[Start DATASET EXCERPTS]

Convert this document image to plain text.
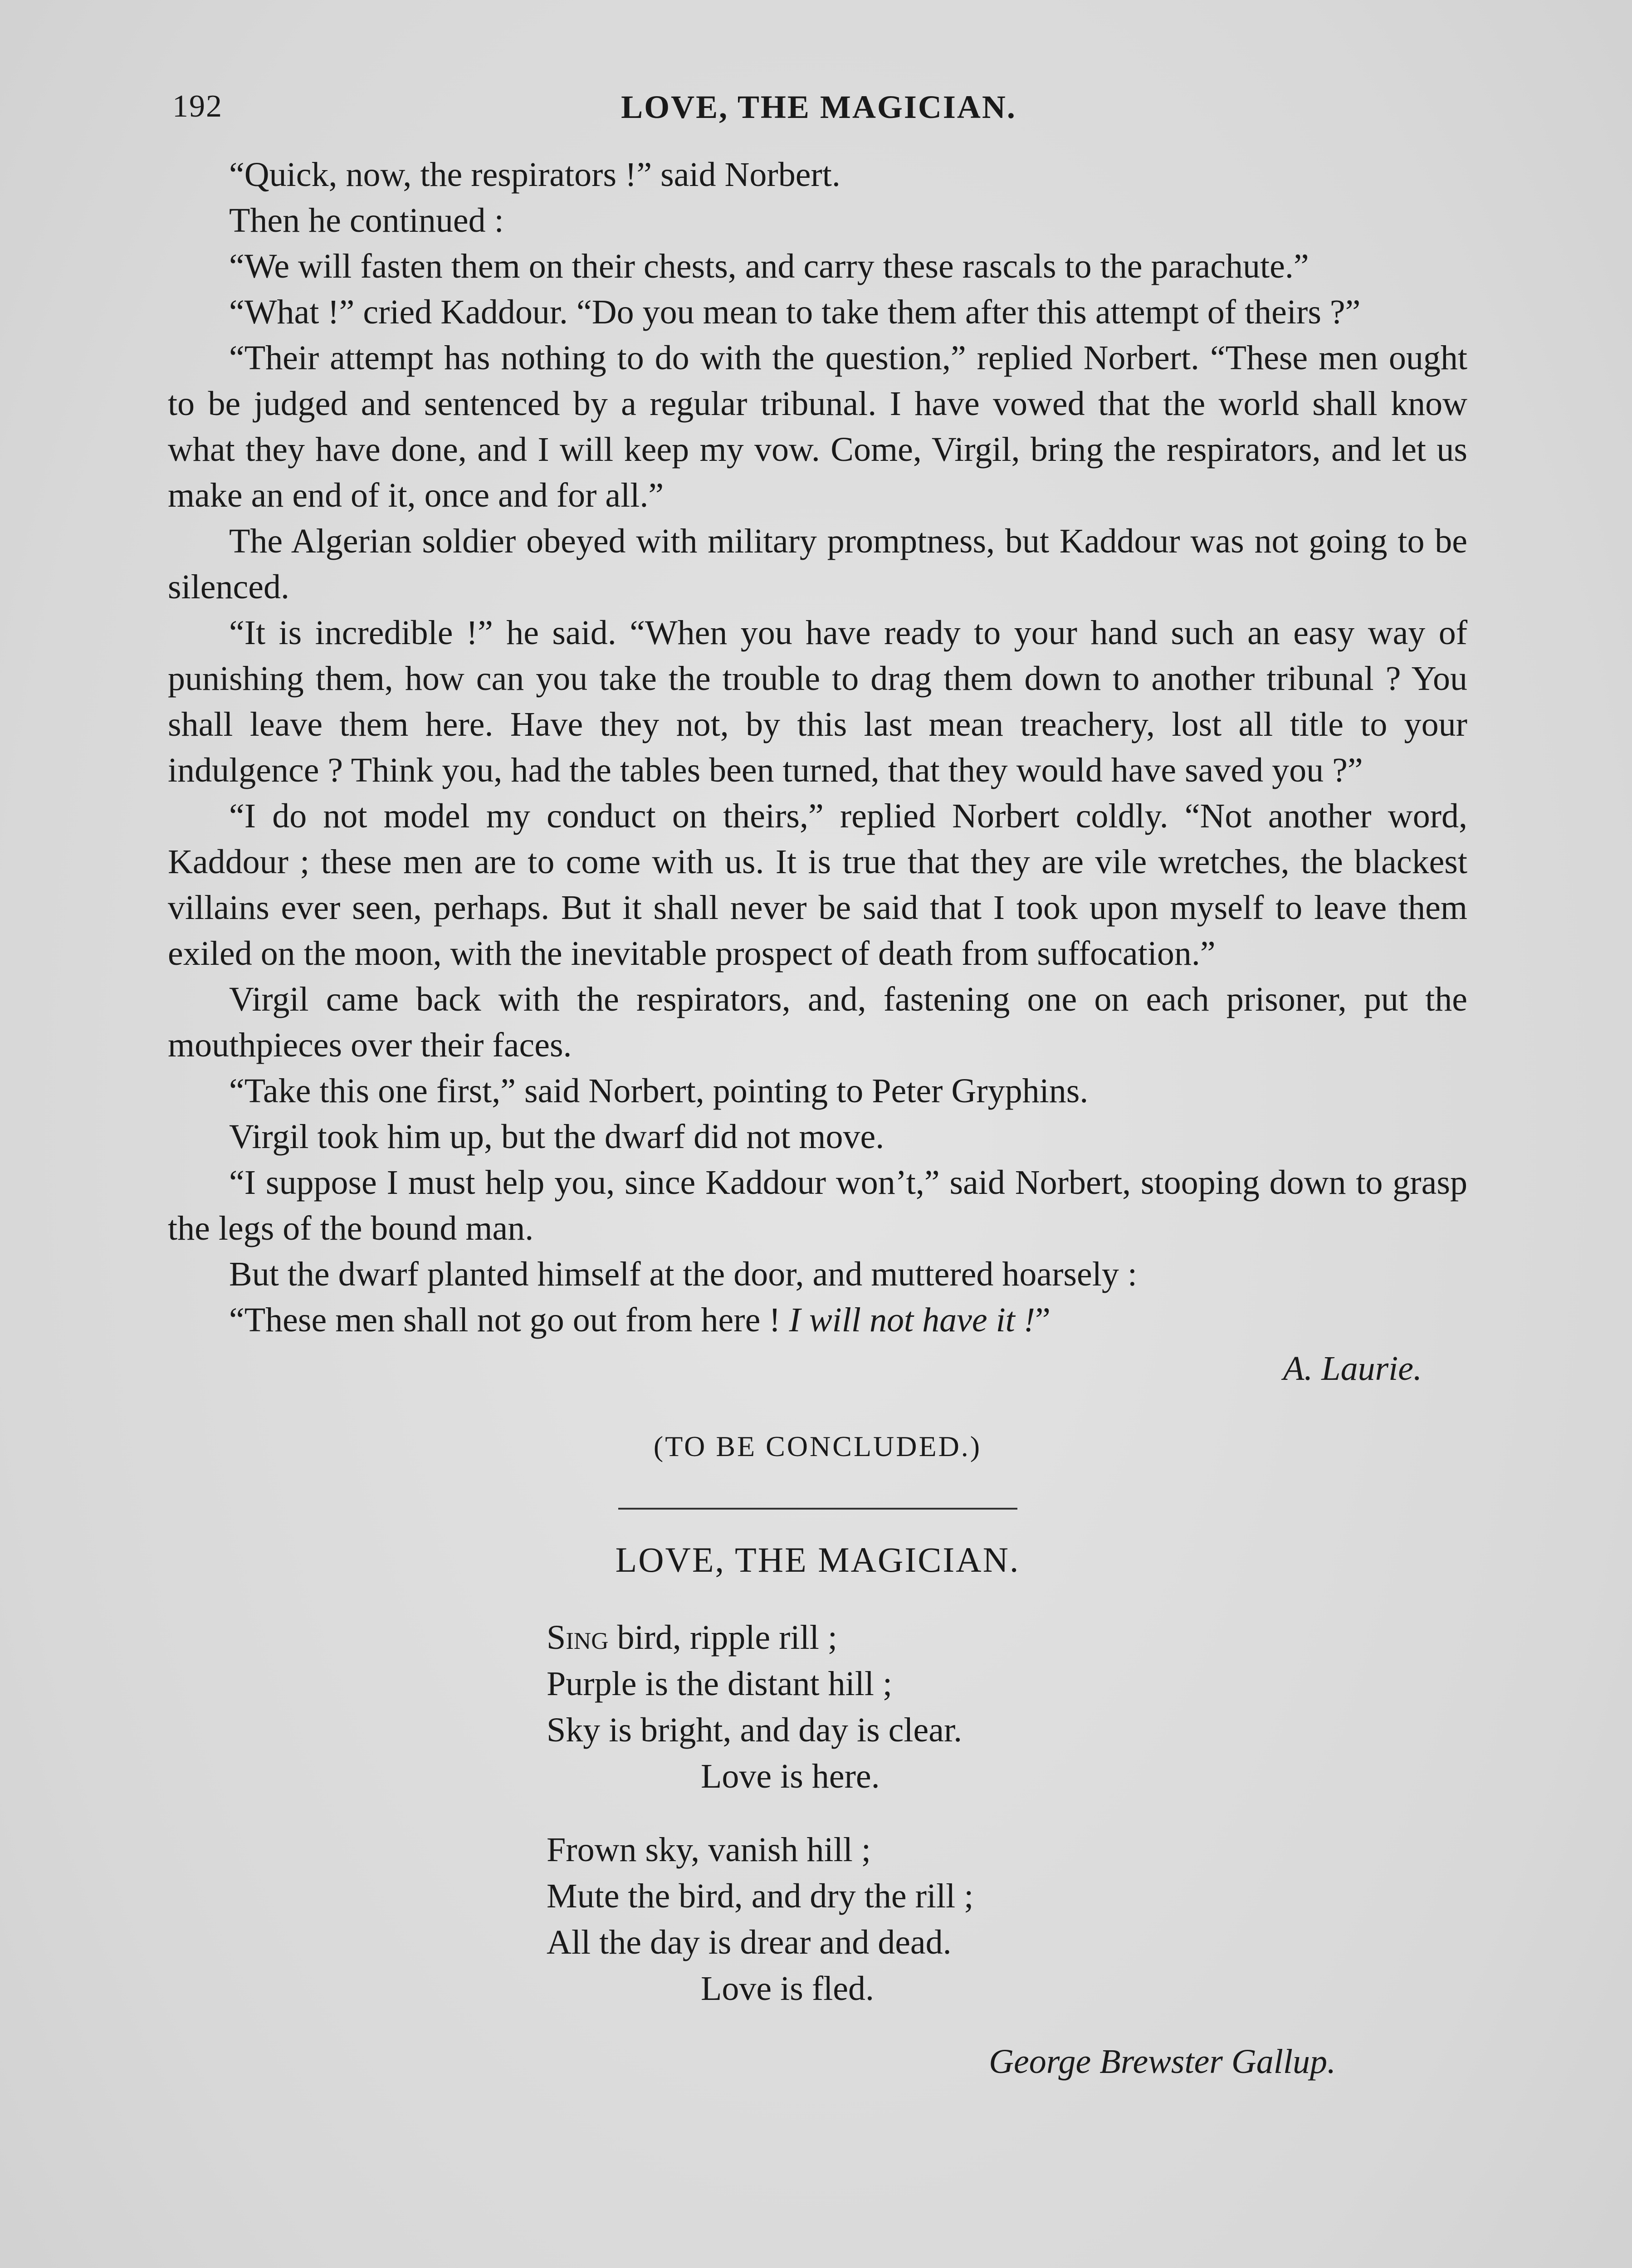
192	LOVE, THE MAGICIAN.

“Quick, now, the respirators !” said Norbert.

Then he continued :

“We will fasten them on their chests, and carry these rascals to the parachute.”

“What !” cried Kaddour. “Do you mean to take them after this attempt of theirs ?”

“Their attempt has nothing to do with the question,” replied Norbert. “These men ought to be judged and sentenced by a regular tribunal. I have vowed that the world shall know what they have done, and I will keep my vow. Come, Virgil, bring the respirators, and let us make an end of it, once and for all.”

The Algerian soldier obeyed with military promptness, but Kaddour was not going to be silenced.

“It is incredible !” he said. “When you have ready to your hand such an easy way of punishing them, how can you take the trouble to drag them down to another tribunal ? You shall leave them here. Have they not, by this last mean treachery, lost all title to your indulgence ? Think you, had the tables been turned, that they would have saved you ?”

“I do not model my conduct on theirs,” replied Norbert coldly. “Not another word, Kaddour ; these men are to come with us. It is true that they are vile wretches, the blackest villains ever seen, perhaps. But it shall never be said that I took upon myself to leave them exiled on the moon, with the inevitable prospect of death from suffocation.”

Virgil came back with the respirators, and, fastening one on each prisoner, put the mouthpieces over their faces.

“Take this one first,” said Norbert, pointing to Peter Gryphins.

Virgil took him up, but the dwarf did not move.

“I suppose I must help you, since Kaddour won’t,” said Norbert, stooping down to grasp the legs of the bound man.

But the dwarf planted himself at the door, and muttered hoarsely :

“These men shall not go out from here ! I will not have it !”

A. Laurie.

(TO BE CONCLUDED.)

LOVE, THE MAGICIAN.
Sing bird, ripple rill ;
Purple is the distant hill ;
Sky is bright, and day is clear.
Love is here.
Frown sky, vanish hill ;
Mute the bird, and dry the rill ;
All the day is drear and dead.
Love is fled.
George Brewster Gallup.
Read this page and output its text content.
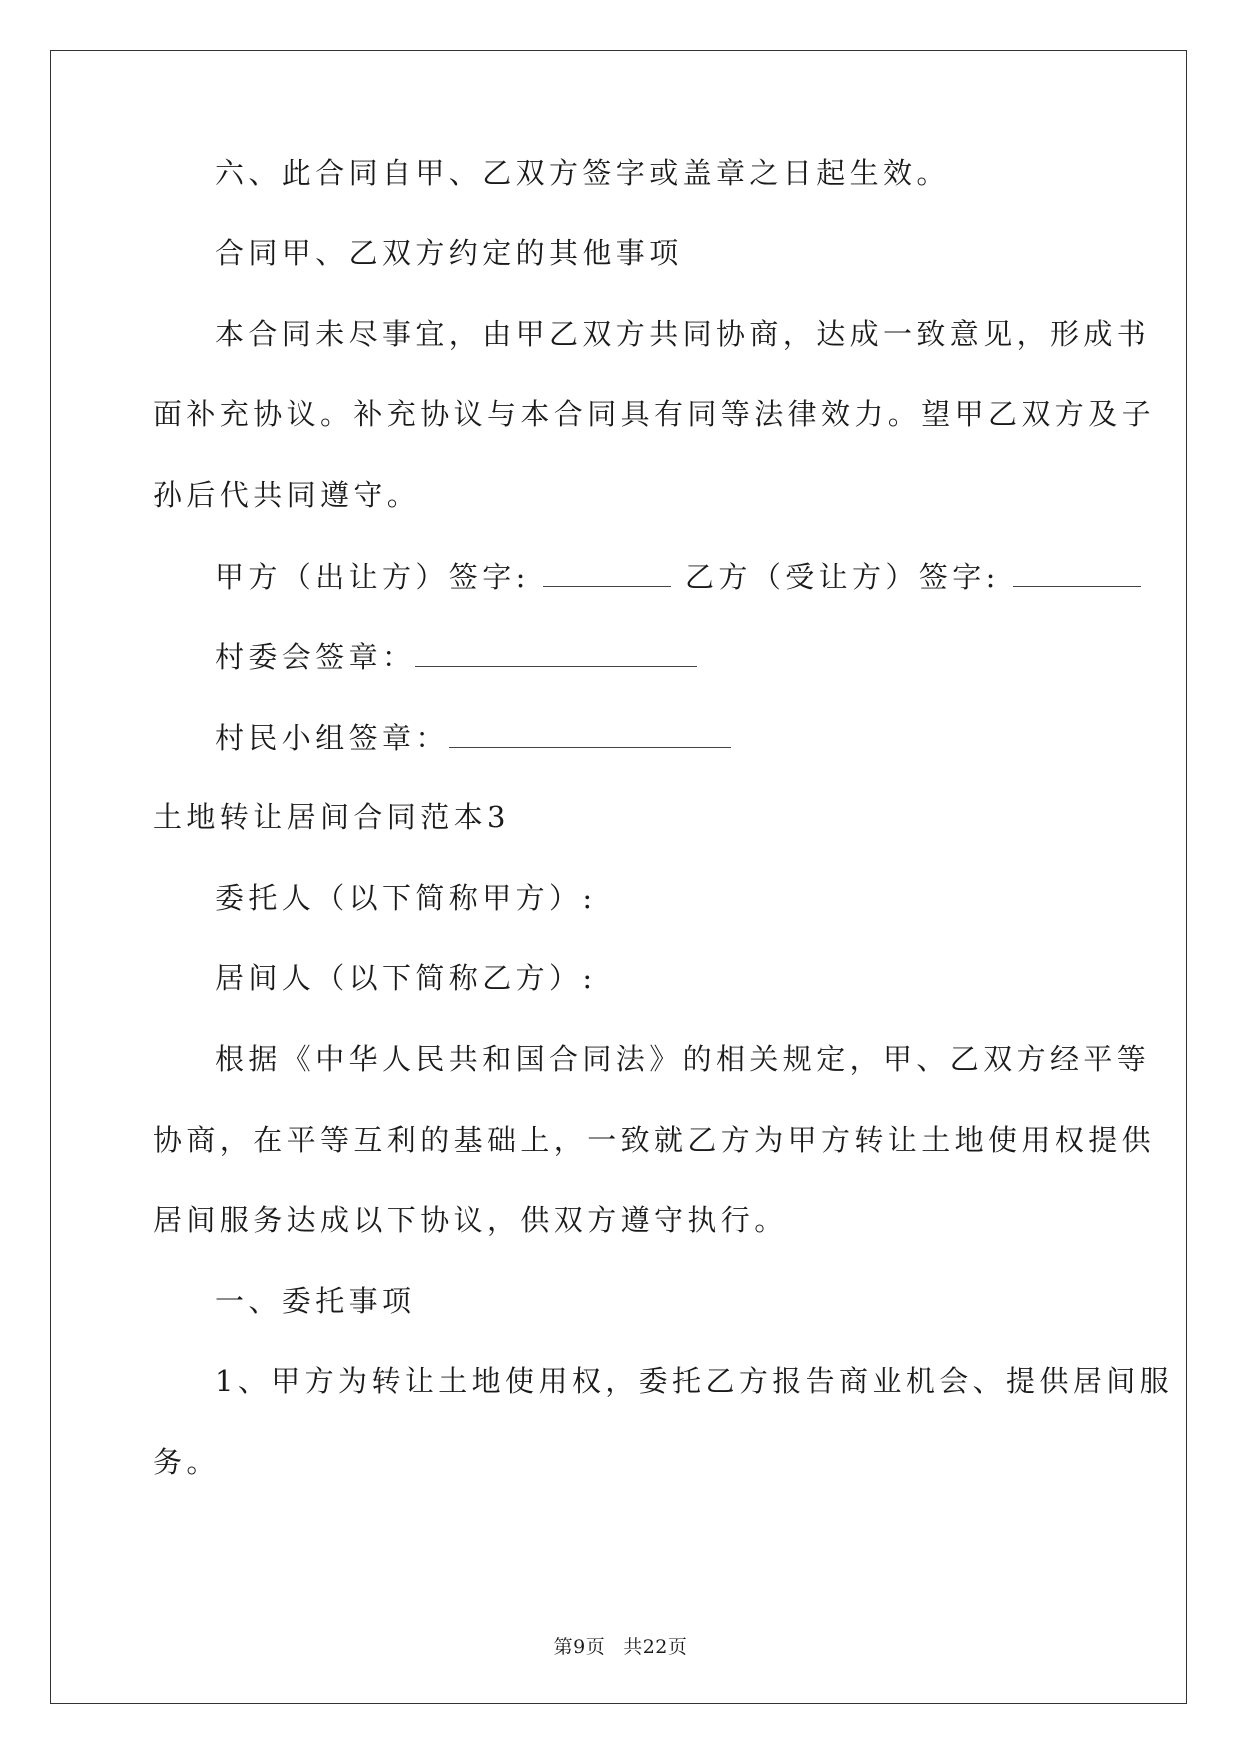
六、此合同自甲、乙双方签字或盖章之日起生效。
合同甲、乙双方约定的其他事项
本合同未尽事宜，由甲乙双方共同协商，达成一致意见，形成书
面补充协议。补充协议与本合同具有同等法律效力。望甲乙双方及子
孙后代共同遵守。
甲方（出让方）签字:	乙方（受让方）签字:
村委会签章：
村民小组签章：
土地转让居间合同范本3
委托人（以下简称甲方）:
居间人（以下简称乙方）:
根据《中华人民共和国合同法》的相关规定，甲、乙双方经平等
协商，在平等互利的基础上，一致就乙方为甲方转让土地使用权提供
居间服务达成以下协议，供双方遵守执行。
一、委托事项
1、甲方为转让土地使用权，委托乙方报告商业机会、提供居间服
务。
第9页 共22页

[End DATASET EXCERPTS]

◆ **PROBLEM TO WORK ON**
Without including the pictures, reproduce all entries exactly.

◆ **REPLY TO THE TASK**
Convert this document image to plain text.
192	LOVE, THE MAGICIAN.

“Quick, now, the respirators !” said Norbert.

Then he continued :

“We will fasten them on their chests, and carry these rascals to the parachute.”

“What !” cried Kaddour. “Do you mean to take them after this attempt of theirs ?”

“Their attempt has nothing to do with the question,” replied Norbert. “These men ought to be judged and sentenced by a regular tribunal. I have vowed that the world shall know what they have done, and I will keep my vow. Come, Virgil, bring the respirators, and let us make an end of it, once and for all.”

The Algerian soldier obeyed with military promptness, but Kaddour was not going to be silenced.

“It is incredible !” he said. “When you have ready to your hand such an easy way of punishing them, how can you take the trouble to drag them down to another tribunal ? You shall leave them here. Have they not, by this last mean treachery, lost all title to your indulgence ? Think you, had the tables been turned, that they would have saved you ?”

“I do not model my conduct on theirs,” replied Norbert coldly. “Not another word, Kaddour ; these men are to come with us. It is true that they are vile wretches, the blackest villains ever seen, perhaps. But it shall never be said that I took upon myself to leave them exiled on the moon, with the inevitable prospect of death from suffocation.”

Virgil came back with the respirators, and, fastening one on each prisoner, put the mouthpieces over their faces.

“Take this one first,” said Norbert, pointing to Peter Gryphins.

Virgil took him up, but the dwarf did not move.

“I suppose I must help you, since Kaddour won’t,” said Norbert, stooping down to grasp the legs of the bound man.

But the dwarf planted himself at the door, and muttered hoarsely :

“These men shall not go out from here ! I will not have it !”

A. Laurie.

(TO BE CONCLUDED.)

LOVE, THE MAGICIAN.
Sing bird, ripple rill ;
Purple is the distant hill ;
Sky is bright, and day is clear.
Love is here.
Frown sky, vanish hill ;
Mute the bird, and dry the rill ;
All the day is drear and dead.
Love is fled.
George Brewster Gallup.
Read this page and output its text content.
六、此合同自甲、乙双方签字或盖章之日起生效。
合同甲、乙双方约定的其他事项
本合同未尽事宜，由甲乙双方共同协商，达成一致意见，形成书
面补充协议。补充协议与本合同具有同等法律效力。望甲乙双方及子
孙后代共同遵守。
甲方（出让方）签字:	乙方（受让方）签字:
村委会签章：
村民小组签章：
土地转让居间合同范本3
委托人（以下简称甲方）:
居间人（以下简称乙方）:
根据《中华人民共和国合同法》的相关规定，甲、乙双方经平等
协商，在平等互利的基础上，一致就乙方为甲方转让土地使用权提供
居间服务达成以下协议，供双方遵守执行。
一、委托事项
1、甲方为转让土地使用权，委托乙方报告商业机会、提供居间服
务。
第9页 共22页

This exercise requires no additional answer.